● WHAT IS EXPECTED: Please gather every line from the entries below that contains the string "most".

** Start of DATASET EXTRACT **

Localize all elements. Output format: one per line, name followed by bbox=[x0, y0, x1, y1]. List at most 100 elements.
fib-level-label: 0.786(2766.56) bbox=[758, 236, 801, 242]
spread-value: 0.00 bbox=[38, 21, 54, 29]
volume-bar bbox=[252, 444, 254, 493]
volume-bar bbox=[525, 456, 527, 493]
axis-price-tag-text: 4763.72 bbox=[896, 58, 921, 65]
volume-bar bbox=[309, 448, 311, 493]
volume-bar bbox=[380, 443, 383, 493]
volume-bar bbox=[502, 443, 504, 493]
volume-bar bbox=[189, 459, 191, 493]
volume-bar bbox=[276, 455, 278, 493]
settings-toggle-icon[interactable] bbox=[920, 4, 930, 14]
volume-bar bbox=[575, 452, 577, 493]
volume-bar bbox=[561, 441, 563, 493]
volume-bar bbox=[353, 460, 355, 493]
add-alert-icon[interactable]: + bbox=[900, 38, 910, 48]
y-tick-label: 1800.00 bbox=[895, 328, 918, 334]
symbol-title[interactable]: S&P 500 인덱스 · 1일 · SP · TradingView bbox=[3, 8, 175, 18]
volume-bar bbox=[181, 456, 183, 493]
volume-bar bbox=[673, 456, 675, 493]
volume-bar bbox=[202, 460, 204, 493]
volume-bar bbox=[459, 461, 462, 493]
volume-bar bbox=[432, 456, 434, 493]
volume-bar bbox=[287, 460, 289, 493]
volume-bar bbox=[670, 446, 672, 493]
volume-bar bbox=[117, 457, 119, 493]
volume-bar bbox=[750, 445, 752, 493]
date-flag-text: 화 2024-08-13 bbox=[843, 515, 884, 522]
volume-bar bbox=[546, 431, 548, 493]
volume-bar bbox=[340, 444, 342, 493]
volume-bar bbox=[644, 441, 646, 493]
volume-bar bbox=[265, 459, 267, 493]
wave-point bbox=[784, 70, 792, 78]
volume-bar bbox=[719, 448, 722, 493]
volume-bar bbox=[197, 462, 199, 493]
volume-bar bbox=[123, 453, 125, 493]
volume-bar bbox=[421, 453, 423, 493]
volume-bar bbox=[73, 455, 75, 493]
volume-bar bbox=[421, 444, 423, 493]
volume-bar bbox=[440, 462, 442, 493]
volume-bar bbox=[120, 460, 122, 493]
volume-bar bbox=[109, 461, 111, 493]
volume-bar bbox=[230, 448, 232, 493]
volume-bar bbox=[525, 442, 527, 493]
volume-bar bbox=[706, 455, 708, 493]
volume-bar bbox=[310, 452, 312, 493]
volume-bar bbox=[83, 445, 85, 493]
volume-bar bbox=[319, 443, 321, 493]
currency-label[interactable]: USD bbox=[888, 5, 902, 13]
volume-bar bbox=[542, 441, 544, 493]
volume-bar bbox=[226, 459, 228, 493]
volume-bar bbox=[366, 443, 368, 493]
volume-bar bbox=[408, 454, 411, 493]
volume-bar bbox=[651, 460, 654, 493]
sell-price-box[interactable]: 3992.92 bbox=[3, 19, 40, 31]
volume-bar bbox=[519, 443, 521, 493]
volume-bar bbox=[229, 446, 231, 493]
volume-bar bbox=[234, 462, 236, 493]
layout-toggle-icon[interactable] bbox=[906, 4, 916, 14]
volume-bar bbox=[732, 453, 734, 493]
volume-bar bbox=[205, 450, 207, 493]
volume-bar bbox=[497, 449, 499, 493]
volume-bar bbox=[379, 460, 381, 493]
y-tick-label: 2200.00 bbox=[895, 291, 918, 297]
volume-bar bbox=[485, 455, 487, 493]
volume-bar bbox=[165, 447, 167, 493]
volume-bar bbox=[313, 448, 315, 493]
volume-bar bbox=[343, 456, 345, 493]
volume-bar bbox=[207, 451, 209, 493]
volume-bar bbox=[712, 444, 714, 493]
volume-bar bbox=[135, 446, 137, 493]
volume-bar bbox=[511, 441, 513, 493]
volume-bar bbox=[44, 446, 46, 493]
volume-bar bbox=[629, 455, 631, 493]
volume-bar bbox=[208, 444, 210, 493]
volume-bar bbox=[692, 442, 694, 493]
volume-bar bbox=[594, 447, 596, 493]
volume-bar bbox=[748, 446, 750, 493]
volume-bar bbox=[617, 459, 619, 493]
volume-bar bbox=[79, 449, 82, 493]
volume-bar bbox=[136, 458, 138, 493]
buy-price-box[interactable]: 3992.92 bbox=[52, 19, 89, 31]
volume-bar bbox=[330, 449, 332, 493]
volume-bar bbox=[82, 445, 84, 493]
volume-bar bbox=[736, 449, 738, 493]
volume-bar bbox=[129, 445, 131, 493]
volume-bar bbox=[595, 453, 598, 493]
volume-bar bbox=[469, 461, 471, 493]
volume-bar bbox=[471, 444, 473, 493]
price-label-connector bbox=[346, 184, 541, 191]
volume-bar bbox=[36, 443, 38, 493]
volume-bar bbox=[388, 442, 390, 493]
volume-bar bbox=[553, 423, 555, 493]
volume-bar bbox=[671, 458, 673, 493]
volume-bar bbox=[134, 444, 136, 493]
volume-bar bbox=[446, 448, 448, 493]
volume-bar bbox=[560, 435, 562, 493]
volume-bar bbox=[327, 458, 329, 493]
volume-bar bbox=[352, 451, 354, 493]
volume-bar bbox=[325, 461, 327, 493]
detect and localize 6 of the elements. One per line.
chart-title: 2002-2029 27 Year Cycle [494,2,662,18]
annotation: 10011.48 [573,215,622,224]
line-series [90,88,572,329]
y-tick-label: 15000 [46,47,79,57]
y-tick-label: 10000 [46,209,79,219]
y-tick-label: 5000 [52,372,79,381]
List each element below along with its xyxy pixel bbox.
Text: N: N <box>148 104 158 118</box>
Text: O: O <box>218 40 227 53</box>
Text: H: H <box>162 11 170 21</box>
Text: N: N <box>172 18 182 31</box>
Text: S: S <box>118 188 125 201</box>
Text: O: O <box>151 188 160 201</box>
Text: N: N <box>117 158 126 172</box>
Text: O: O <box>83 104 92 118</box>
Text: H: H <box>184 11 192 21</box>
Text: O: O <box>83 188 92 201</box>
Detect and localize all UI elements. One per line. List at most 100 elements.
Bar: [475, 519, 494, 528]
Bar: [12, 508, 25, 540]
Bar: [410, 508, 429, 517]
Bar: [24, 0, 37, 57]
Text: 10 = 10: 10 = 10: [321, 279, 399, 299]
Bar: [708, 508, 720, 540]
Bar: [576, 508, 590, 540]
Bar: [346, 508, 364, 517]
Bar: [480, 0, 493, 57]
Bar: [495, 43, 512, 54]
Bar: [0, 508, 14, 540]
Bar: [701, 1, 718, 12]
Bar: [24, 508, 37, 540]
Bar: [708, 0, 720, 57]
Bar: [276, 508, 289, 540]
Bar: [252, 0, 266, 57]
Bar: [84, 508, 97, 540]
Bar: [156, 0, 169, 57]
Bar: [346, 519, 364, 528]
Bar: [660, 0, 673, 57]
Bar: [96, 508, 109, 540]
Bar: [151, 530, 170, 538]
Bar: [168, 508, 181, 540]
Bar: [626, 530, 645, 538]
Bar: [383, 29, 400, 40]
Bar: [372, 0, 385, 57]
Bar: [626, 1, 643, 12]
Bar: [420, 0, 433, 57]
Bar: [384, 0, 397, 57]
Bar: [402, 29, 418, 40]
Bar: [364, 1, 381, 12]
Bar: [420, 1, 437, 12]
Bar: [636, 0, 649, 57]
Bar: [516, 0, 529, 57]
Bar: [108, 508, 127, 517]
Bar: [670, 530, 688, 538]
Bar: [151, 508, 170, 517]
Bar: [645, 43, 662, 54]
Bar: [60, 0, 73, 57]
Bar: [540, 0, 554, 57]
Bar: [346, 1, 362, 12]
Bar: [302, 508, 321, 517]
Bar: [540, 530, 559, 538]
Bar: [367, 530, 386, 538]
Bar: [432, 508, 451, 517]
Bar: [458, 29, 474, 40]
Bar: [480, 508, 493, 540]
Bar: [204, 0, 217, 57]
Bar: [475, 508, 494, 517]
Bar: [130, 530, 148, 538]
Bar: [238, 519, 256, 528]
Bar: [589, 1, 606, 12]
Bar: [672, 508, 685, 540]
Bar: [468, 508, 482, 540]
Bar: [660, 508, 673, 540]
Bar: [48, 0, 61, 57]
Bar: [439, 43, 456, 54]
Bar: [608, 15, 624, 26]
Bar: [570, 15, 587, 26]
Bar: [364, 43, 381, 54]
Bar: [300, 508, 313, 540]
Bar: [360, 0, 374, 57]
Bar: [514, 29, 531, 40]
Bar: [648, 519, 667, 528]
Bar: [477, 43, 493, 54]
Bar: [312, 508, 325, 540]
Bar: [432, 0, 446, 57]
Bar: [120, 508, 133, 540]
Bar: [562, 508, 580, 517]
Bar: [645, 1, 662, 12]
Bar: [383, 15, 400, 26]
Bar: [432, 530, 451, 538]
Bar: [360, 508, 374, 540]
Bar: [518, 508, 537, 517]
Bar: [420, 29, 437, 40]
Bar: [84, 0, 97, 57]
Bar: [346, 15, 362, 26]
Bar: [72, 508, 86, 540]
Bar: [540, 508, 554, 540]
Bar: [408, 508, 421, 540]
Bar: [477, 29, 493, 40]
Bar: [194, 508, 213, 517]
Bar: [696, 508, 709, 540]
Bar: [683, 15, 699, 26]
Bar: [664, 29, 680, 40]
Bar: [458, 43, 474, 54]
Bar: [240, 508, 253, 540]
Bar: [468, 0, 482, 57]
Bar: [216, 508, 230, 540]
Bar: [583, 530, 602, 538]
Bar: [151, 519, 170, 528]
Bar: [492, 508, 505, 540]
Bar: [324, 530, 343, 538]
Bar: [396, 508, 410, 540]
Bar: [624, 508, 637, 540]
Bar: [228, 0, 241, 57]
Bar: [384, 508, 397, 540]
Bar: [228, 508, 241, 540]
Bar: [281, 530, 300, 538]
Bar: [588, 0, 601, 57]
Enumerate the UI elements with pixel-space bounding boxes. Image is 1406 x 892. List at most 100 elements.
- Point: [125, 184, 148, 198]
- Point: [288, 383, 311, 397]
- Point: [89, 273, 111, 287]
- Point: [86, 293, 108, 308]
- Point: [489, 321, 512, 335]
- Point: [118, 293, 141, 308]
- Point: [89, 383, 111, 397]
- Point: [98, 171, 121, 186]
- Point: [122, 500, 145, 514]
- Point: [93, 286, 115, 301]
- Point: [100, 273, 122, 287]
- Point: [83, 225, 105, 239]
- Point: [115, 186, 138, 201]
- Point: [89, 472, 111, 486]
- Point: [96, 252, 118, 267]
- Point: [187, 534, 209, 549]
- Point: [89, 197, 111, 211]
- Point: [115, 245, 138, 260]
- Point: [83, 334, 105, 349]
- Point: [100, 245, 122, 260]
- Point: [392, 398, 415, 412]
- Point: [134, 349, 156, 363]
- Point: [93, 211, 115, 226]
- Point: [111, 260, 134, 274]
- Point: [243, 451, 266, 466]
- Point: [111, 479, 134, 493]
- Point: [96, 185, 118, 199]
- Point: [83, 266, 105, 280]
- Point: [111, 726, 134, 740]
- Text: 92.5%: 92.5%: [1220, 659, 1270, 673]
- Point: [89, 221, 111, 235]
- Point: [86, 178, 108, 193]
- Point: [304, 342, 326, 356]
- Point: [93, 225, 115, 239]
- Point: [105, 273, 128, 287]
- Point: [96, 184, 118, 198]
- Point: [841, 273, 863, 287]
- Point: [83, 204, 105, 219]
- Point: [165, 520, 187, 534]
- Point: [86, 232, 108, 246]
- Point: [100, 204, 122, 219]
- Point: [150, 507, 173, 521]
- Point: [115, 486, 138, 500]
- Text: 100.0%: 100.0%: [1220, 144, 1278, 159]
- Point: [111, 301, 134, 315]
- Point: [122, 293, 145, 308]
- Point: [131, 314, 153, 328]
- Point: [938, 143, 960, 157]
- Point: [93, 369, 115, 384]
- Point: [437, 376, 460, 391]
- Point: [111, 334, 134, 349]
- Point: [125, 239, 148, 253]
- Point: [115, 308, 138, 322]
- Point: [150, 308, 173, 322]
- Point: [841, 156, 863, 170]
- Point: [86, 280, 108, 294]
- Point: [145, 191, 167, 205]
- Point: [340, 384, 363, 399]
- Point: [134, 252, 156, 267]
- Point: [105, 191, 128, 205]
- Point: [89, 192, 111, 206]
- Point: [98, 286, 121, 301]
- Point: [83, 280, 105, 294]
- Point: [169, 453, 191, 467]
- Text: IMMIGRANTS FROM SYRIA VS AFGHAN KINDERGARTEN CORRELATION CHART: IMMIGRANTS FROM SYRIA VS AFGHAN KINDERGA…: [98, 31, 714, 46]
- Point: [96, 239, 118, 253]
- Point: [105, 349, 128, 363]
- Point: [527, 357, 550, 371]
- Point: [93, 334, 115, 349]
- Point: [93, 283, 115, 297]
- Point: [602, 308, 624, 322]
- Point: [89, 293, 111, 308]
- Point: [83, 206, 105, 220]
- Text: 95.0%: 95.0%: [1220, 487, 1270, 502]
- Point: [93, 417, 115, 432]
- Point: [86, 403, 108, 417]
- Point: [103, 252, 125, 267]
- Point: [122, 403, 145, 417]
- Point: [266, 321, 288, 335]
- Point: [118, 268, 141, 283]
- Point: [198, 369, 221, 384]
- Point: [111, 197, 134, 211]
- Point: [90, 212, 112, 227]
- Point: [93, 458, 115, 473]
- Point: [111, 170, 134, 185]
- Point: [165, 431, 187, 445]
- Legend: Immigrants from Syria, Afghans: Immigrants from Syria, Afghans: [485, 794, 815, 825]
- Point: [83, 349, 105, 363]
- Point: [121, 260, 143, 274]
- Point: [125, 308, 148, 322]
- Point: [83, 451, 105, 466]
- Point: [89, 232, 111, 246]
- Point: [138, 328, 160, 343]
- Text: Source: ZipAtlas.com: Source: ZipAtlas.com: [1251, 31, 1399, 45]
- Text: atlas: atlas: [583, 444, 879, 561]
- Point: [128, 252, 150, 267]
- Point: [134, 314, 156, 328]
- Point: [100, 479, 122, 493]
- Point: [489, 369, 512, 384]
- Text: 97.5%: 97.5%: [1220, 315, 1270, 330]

** End of DATASET EXTRACT **

● TASK OUTPUT:
Localize all elements. Output format: one per line, name followed by bbox=[x0, y0, x1, y1]. List at most 100 elements.
Detect and localize all UI elements. One per line. List at most 100 elements.
Enumerate the UI elements with pixel-space bounding boxes. Image is 1406 x 892. List at most 100 elements.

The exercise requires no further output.